**What to produce:** Transcribe the full listing without changing a word, and omit its pictures.

▼

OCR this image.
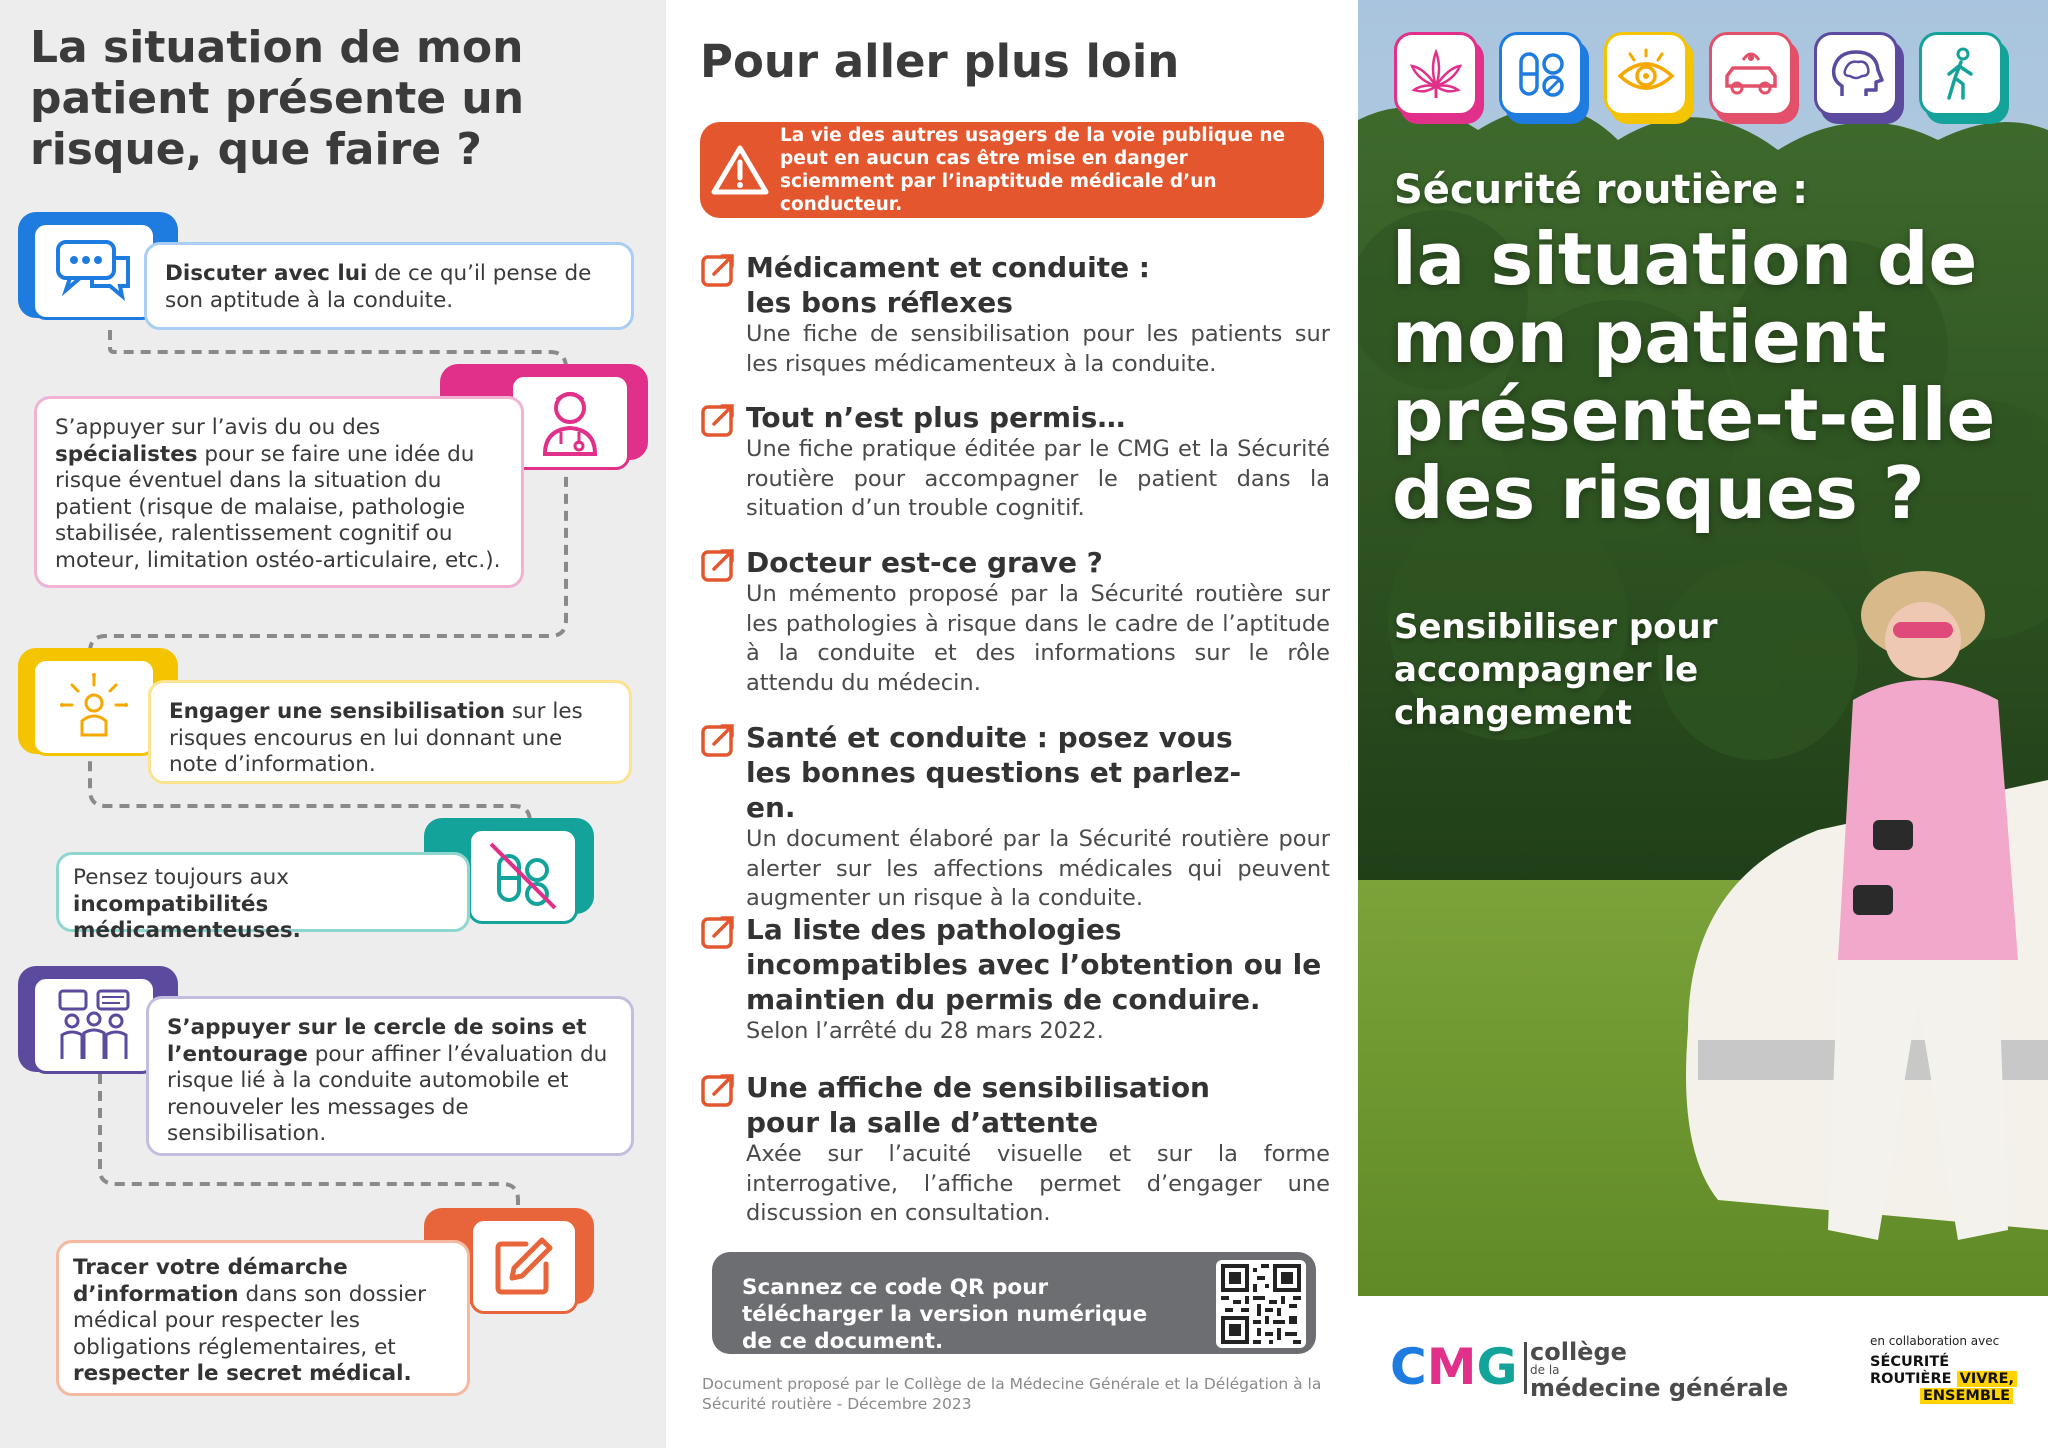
La situation de mon patient présente un risque, que faire ?
Discuter avec lui de ce qu’il pense de son aptitude à la conduite.
S’appuyer sur l’avis du ou des spécialistes pour se faire une idée du risque éventuel dans la situation du patient (risque de malaise, pathologie stabilisée, ralentissement cognitif ou moteur, limitation ostéo-articulaire, etc.).
Engager une sensibilisation sur les risques encourus en lui donnant une note d’information.
Pensez toujours aux
incompatibilités médicamenteuses.
S’appuyer sur le cercle de soins et l’entourage pour affiner l’évaluation du risque lié à la conduite automobile et renouveler les messages de sensibilisation.
Tracer votre démarche d’information dans son dossier médical pour respecter les obligations réglementaires, et respecter le secret médical.
Pour aller plus loin
La vie des autres usagers de la voie publique ne peut en aucun cas être mise en danger sciemment par l’inaptitude médicale d’un conducteur.
Médicament et conduite : les bons réflexes
Une fiche de sensibilisation pour les patients sur les risques médicamenteux à la conduite.
Tout n’est plus permis…
Une fiche pratique éditée par le CMG et la Sécurité routière pour accompagner le patient dans la situation d’un trouble cognitif.
Docteur est-ce grave ?
Un mémento proposé par la Sécurité routière sur les pathologies à risque dans le cadre de l’aptitude à la conduite et des informations sur le rôle attendu du médecin.
Santé et conduite : posez vous les bonnes questions et parlez-en.
Un document élaboré par la Sécurité routière pour alerter sur les affections médicales qui peuvent augmenter un risque à la conduite.
La liste des pathologies incompatibles avec l’obtention ou le maintien du permis de conduire.
Selon l’arrêté du 28 mars 2022.
Une affiche de sensibilisation pour la salle d’attente
Axée sur l’acuité visuelle et sur la forme interrogative, l’affiche permet d’engager une discussion en consultation.
Scannez ce code QR pour télécharger la version numérique de ce document.
Document proposé par le Collège de la Médecine Générale et la Délégation à la Sécurité routière - Décembre 2023
Sécurité routière :
la situation de mon patient présente-t-elle des risques ?
Sensibiliser pour accompagner le changement
CMG collège
de la
médecine générale
en collaboration avec
SÉCURITÉ
ROUTIÈRE VIVRE,
ENSEMBLE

▲

**Exercise response:**
OCR this image.
La situation de mon patient présente un risque, que faire ?
Discuter avec lui de ce qu’il pense de son aptitude à la conduite.
S’appuyer sur l’avis du ou des spécialistes pour se faire une idée du risque éventuel dans la situation du patient (risque de malaise, pathologie stabilisée, ralentissement cognitif ou moteur, limitation ostéo-articulaire, etc.).
Engager une sensibilisation sur les risques encourus en lui donnant une note d’information.
Pensez toujours aux
incompatibilités médicamenteuses.
S’appuyer sur le cercle de soins et l’entourage pour affiner l’évaluation du risque lié à la conduite automobile et renouveler les messages de sensibilisation.
Tracer votre démarche d’information dans son dossier médical pour respecter les obligations réglementaires, et respecter le secret médical.
Pour aller plus loin
La vie des autres usagers de la voie publique ne peut en aucun cas être mise en danger sciemment par l’inaptitude médicale d’un conducteur.
Médicament et conduite : les bons réflexes
Une fiche de sensibilisation pour les patients sur les risques médicamenteux à la conduite.
Tout n’est plus permis…
Une fiche pratique éditée par le CMG et la Sécurité routière pour accompagner le patient dans la situation d’un trouble cognitif.
Docteur est-ce grave ?
Un mémento proposé par la Sécurité routière sur les pathologies à risque dans le cadre de l’aptitude à la conduite et des informations sur le rôle attendu du médecin.
Santé et conduite : posez vous les bonnes questions et parlez-en.
Un document élaboré par la Sécurité routière pour alerter sur les affections médicales qui peuvent augmenter un risque à la conduite.
La liste des pathologies incompatibles avec l’obtention ou le maintien du permis de conduire.
Selon l’arrêté du 28 mars 2022.
Une affiche de sensibilisation pour la salle d’attente
Axée sur l’acuité visuelle et sur la forme interrogative, l’affiche permet d’engager une discussion en consultation.
Scannez ce code QR pour télécharger la version numérique de ce document.
Document proposé par le Collège de la Médecine Générale et la Délégation à la Sécurité routière - Décembre 2023
Sécurité routière :
la situation de mon patient présente-t-elle des risques ?
Sensibiliser pour accompagner le changement
CMG collège
de la
médecine générale
en collaboration avec
SÉCURITÉ
ROUTIÈRE VIVRE,
ENSEMBLE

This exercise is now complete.